#### Required work
Select the lines that hold the word "вяленый" and copy each one.

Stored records
· · · · · · ·
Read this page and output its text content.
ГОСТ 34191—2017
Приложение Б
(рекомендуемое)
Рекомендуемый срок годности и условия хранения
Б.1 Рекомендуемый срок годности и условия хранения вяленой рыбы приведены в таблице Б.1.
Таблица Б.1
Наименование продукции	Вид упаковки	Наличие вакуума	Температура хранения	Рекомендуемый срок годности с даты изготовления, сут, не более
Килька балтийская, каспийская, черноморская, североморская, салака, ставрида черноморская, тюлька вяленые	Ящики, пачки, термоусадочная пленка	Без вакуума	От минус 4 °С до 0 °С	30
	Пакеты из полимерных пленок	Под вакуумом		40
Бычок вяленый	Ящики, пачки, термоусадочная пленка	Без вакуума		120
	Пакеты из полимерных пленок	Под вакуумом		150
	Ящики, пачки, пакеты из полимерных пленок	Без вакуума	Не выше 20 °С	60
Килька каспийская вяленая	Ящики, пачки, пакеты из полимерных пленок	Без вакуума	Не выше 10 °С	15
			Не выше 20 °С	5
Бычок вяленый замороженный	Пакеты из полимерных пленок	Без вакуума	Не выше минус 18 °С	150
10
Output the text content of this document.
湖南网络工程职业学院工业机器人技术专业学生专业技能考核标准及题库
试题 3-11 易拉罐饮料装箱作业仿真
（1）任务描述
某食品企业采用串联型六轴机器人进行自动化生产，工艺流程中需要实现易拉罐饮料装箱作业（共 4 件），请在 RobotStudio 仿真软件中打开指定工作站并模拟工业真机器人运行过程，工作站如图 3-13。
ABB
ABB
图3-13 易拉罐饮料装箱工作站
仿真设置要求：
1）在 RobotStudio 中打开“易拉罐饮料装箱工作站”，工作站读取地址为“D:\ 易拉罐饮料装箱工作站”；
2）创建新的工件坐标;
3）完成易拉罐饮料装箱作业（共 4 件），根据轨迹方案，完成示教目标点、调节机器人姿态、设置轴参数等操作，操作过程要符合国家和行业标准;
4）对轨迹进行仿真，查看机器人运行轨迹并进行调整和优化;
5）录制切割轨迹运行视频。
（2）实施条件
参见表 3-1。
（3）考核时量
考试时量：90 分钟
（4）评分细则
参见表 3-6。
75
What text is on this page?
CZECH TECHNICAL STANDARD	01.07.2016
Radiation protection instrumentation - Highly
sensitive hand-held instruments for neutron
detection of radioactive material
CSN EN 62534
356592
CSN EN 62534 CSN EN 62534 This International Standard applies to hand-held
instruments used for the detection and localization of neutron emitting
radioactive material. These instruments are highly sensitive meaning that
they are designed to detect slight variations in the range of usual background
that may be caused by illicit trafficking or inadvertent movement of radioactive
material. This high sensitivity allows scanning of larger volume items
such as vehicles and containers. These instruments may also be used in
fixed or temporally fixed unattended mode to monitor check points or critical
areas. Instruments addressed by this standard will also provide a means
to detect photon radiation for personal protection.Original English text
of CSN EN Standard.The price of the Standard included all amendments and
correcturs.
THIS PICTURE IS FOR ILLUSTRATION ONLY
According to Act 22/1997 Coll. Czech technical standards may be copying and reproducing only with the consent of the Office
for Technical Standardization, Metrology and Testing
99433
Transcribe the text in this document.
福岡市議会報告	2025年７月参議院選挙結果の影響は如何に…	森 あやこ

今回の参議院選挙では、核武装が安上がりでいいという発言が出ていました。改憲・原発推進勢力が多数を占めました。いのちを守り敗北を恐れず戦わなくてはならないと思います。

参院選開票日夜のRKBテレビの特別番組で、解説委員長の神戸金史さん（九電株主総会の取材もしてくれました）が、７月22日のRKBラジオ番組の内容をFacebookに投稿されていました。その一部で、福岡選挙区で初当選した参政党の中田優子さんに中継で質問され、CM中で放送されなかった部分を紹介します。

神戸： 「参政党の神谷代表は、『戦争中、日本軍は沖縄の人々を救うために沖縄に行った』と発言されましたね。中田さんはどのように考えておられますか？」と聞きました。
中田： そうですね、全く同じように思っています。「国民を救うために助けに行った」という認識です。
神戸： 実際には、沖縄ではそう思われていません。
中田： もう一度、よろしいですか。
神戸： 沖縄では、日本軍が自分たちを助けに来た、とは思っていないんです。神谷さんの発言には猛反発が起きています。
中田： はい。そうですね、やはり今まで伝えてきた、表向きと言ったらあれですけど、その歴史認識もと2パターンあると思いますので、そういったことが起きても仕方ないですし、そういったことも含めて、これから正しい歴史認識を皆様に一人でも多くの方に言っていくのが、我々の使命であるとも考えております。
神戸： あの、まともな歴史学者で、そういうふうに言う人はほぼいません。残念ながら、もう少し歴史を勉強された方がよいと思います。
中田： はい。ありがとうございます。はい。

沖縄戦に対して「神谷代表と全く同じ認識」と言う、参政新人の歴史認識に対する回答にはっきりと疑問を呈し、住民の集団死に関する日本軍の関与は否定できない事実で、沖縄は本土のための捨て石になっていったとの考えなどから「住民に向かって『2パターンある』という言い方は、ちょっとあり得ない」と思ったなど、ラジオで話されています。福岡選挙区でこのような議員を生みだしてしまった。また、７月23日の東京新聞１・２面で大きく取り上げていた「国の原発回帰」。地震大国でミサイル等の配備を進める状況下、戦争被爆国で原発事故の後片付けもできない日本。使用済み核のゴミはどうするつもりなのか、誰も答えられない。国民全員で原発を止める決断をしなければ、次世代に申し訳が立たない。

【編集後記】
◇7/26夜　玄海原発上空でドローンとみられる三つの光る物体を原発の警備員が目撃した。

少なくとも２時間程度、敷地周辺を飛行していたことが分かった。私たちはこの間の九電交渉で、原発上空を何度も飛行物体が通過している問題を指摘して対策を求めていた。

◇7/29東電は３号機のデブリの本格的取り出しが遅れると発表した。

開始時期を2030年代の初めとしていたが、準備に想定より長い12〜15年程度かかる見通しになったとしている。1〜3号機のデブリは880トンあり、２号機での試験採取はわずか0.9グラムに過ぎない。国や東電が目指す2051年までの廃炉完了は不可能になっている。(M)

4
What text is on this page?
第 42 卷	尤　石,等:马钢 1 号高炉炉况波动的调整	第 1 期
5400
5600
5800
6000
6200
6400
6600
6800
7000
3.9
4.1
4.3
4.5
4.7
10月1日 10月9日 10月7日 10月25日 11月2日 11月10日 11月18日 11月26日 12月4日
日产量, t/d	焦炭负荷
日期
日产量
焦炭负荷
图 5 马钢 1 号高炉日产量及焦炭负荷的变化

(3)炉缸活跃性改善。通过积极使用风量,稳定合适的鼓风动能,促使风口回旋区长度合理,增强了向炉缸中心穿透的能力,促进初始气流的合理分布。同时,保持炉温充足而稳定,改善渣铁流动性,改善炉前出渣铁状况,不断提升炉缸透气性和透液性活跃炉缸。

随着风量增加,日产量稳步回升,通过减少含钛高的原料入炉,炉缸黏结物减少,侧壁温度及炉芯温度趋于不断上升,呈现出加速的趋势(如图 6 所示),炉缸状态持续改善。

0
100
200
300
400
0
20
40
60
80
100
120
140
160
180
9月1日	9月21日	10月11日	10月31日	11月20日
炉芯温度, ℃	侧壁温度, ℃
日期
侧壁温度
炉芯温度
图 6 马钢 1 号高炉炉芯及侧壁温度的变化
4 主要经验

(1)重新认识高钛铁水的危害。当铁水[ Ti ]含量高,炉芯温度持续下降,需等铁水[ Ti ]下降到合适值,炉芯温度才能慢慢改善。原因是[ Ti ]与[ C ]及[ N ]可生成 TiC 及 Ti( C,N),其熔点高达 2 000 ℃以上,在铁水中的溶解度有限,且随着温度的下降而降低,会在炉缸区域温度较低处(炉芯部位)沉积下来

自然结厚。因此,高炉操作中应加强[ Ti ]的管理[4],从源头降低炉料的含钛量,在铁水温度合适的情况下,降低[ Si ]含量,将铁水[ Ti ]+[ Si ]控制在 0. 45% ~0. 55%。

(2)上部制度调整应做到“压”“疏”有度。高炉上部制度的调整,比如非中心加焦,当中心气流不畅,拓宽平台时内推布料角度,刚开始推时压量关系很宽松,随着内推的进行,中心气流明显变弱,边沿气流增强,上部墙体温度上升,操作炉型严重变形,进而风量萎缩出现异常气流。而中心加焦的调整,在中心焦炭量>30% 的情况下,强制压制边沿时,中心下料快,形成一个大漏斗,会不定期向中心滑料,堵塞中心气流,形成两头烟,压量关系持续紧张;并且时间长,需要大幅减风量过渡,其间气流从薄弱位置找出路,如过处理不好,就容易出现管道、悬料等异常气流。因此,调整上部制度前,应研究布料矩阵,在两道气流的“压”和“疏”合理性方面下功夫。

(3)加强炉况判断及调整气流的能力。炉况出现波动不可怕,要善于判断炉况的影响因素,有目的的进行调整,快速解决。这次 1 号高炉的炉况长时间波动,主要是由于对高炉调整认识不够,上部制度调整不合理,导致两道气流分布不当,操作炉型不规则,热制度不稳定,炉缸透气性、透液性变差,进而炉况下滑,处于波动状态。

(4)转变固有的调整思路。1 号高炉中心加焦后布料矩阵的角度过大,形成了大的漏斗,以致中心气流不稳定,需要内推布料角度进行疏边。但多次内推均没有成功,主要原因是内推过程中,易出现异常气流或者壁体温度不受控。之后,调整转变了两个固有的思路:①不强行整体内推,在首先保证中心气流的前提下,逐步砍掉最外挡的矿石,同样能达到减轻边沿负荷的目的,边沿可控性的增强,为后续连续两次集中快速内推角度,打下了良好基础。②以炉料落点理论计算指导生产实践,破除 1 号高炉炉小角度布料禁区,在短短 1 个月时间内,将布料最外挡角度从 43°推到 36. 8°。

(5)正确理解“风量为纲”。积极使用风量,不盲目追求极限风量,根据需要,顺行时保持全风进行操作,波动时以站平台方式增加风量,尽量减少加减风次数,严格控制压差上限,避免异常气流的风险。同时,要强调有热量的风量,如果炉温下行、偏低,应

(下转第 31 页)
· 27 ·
· · · · · · ·
#### The completed task
Бычок вяленый	Ящики, пачки, термоусадочная пленка	Без вакуума		120
Бычок вяленый замороженный	Пакеты из полимерных пленок	Без вакуума	Не выше минус 18 °С	150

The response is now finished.